_What you will do:_
Reproduce the stretch of the Christian existentialism text from "Christian existentialism is" through "made by individuals.", word for word.
:: Page text ::
Christian existentialism is a theo-philosophical movement which takes an existentialist approach to Christian theology. The school of thought is often traced back to the work of the Danish philosopher and theologian Søren Kierkegaard (1813–1855) who is widely regarded as the father of existentialism.

Kierkegaardian themes

Christian existentialism relies on Kierkegaard's understanding of Christianity.  Kierkegaard argued that the universe is fundamentally paradoxical, and that its greatest paradox is the transcendent union of God and humans in the person of Jesus Christ. He also posited having a personal relationship with God that supersedes all prescribed moralities, social structures and communal norms, since he asserted that following social conventions is essentially a personal aesthetic choice made by individuals.

Kierkegaard proposed that each person must make independent choices, which then constitute their existence. Each person suffers from the anguish of indecision (whether knowingly or unknowingly) until they commit to a particular choice about the way to live. Kierkegaard also proposed three rubrics with which to understand the conditions that issue from distinct life choices: the aesthetic, the ethical, and the religious.
:::
:: Excerpted records ::
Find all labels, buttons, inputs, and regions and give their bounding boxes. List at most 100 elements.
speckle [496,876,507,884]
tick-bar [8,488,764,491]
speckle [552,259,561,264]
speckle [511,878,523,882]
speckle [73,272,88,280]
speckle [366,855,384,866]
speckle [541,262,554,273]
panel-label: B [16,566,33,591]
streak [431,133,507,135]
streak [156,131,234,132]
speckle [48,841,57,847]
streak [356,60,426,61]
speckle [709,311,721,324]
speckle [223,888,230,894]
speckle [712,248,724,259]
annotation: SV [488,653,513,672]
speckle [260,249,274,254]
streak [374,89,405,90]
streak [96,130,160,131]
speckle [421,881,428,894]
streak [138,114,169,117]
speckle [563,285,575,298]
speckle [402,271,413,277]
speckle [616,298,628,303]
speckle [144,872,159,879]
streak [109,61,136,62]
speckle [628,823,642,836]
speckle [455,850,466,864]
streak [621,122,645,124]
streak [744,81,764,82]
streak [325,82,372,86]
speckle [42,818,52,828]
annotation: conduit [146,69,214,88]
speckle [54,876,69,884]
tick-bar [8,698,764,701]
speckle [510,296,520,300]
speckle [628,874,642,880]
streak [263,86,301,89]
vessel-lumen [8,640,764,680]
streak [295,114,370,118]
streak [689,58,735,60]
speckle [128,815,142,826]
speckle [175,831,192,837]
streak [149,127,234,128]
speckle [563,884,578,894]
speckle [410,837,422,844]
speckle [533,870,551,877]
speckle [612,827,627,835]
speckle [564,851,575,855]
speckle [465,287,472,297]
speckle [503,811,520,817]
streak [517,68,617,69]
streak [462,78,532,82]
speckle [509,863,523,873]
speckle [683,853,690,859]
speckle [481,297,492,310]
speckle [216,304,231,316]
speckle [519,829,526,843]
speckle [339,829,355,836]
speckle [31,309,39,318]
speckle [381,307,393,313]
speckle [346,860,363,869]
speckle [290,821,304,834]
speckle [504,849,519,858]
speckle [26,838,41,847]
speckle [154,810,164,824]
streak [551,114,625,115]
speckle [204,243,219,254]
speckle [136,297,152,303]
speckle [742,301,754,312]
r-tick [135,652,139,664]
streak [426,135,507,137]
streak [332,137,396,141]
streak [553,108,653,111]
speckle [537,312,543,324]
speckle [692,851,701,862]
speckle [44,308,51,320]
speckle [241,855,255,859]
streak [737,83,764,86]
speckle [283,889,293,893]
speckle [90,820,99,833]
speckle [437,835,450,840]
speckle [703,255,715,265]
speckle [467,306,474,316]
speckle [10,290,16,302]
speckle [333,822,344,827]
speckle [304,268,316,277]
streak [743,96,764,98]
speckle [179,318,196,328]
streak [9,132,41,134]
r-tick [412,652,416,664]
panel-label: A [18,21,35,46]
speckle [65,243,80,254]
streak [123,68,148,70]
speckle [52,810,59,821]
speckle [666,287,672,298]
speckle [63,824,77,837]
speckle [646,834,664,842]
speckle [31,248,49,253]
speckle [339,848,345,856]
:::
_Task solution:_
Christian existentialism is a theo-philosophical movement which takes an existentialist approach to Christian theology. The school of thought is often traced back to the work of the Danish philosopher and theologian Søren Kierkegaard (1813–1855) who is widely regarded as the father of existentialism.

Kierkegaardian themes

Christian existentialism relies on Kierkegaard's understanding of Christianity.  Kierkegaard argued that the universe is fundamentally paradoxical, and that its greatest paradox is the transcendent union of God and humans in the person of Jesus Christ. He also posited having a personal relationship with God that supersedes all prescribed moralities, social structures and communal norms, since he asserted that following social conventions is essentially a personal aesthetic choice made by individuals.